Work instructions: Which lines hold the word "高解像度"? Show each of them.
# The records start
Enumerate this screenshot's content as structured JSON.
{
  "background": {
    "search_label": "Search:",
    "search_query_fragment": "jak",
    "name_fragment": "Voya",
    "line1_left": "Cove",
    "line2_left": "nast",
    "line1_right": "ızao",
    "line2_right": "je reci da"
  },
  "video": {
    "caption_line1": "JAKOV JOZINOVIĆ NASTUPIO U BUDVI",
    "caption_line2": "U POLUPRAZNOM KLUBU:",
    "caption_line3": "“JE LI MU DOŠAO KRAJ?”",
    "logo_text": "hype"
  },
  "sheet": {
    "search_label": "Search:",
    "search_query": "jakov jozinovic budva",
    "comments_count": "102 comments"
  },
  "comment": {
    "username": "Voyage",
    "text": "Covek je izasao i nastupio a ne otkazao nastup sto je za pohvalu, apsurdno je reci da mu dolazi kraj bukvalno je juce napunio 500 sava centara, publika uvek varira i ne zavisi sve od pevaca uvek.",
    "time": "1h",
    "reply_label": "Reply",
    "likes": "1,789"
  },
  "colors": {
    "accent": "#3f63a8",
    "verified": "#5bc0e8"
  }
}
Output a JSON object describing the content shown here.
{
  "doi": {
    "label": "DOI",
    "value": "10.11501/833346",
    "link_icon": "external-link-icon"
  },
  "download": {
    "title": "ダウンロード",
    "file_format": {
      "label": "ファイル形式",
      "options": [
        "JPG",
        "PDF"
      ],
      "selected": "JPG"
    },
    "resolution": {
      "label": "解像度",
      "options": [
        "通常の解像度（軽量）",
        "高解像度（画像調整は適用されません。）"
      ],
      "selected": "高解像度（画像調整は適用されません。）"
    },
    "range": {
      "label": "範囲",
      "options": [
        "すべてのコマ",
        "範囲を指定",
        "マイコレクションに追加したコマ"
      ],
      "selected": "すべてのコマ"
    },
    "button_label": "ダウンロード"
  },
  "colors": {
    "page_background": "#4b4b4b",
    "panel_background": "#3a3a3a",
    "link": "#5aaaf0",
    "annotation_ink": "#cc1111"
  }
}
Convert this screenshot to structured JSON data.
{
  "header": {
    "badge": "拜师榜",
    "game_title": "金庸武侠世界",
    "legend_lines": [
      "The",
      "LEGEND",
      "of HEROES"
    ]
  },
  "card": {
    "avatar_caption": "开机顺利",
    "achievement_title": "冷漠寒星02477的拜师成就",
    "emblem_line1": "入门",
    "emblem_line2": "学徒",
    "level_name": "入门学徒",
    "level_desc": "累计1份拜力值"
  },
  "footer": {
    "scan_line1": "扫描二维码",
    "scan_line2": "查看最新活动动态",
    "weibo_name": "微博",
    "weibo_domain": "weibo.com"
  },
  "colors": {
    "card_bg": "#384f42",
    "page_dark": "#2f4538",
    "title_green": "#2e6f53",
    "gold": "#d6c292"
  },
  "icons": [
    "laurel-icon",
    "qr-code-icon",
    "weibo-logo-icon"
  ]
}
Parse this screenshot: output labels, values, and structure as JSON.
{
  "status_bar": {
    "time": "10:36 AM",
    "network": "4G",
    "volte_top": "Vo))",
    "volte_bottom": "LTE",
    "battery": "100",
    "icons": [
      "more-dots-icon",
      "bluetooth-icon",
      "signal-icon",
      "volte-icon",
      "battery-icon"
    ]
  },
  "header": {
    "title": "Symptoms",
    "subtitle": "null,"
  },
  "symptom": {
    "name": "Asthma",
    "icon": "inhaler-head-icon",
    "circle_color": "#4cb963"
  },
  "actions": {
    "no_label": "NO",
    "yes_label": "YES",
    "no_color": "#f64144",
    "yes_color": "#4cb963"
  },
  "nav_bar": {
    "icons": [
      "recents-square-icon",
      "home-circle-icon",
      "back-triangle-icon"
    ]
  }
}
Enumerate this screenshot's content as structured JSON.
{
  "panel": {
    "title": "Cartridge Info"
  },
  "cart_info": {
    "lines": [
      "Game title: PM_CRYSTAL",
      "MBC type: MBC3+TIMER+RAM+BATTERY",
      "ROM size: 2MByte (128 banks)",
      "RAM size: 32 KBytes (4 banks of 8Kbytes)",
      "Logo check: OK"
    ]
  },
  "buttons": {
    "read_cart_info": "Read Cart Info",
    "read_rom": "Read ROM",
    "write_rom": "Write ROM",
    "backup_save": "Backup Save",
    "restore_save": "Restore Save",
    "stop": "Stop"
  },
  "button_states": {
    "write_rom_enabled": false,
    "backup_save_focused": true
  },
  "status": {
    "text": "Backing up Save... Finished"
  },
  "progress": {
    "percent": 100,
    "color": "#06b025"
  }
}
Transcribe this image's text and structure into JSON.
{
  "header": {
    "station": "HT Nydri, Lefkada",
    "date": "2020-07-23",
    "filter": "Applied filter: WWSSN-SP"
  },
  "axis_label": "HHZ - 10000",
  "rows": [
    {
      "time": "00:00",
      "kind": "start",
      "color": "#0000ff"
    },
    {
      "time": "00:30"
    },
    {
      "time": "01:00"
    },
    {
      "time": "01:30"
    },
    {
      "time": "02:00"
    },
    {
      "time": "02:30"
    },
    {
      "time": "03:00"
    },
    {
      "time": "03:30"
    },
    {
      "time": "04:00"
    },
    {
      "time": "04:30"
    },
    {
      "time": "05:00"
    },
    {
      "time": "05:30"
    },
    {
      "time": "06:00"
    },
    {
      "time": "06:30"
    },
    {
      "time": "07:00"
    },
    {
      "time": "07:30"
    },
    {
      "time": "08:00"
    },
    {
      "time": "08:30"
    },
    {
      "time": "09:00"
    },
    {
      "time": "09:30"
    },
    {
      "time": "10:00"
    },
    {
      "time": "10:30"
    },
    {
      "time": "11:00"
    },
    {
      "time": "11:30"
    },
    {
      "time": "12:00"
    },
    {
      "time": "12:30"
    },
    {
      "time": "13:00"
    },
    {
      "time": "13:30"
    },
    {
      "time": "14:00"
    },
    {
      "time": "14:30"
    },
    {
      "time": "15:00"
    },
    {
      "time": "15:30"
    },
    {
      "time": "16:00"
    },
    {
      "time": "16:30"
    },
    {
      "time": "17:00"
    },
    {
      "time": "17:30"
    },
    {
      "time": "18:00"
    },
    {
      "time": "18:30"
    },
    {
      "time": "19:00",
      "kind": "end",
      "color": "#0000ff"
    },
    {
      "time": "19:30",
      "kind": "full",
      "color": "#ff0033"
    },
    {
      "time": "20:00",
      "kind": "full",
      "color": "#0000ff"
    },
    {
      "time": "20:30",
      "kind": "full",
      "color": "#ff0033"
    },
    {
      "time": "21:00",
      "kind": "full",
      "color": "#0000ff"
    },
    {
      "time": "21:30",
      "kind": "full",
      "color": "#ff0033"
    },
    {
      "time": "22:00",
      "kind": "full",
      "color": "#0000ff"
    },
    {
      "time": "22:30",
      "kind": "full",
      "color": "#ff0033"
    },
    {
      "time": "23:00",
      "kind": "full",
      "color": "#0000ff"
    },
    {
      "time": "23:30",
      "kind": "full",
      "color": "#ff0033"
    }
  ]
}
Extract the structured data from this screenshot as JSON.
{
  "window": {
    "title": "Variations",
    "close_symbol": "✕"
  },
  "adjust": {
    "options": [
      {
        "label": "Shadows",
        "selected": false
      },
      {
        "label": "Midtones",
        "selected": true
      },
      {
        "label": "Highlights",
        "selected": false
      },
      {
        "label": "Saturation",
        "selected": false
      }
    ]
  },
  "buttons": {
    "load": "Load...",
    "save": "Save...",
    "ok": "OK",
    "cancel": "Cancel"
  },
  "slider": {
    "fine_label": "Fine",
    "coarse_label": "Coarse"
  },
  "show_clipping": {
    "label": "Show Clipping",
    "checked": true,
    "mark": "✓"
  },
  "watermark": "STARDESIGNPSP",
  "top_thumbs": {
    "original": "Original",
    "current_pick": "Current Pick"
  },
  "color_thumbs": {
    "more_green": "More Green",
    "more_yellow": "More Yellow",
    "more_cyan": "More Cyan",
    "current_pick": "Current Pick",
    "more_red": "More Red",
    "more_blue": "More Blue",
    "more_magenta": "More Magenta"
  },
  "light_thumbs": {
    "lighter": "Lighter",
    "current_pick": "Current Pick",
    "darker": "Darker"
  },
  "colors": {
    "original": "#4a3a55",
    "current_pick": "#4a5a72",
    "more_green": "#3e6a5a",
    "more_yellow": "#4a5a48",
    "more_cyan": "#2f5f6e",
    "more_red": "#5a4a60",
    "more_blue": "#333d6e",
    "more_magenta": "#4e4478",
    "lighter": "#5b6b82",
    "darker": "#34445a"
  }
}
# The records end
Expected answer:
        "高解像度（画像調整は適用されません。）"
      "selected": "高解像度（画像調整は適用されません。）"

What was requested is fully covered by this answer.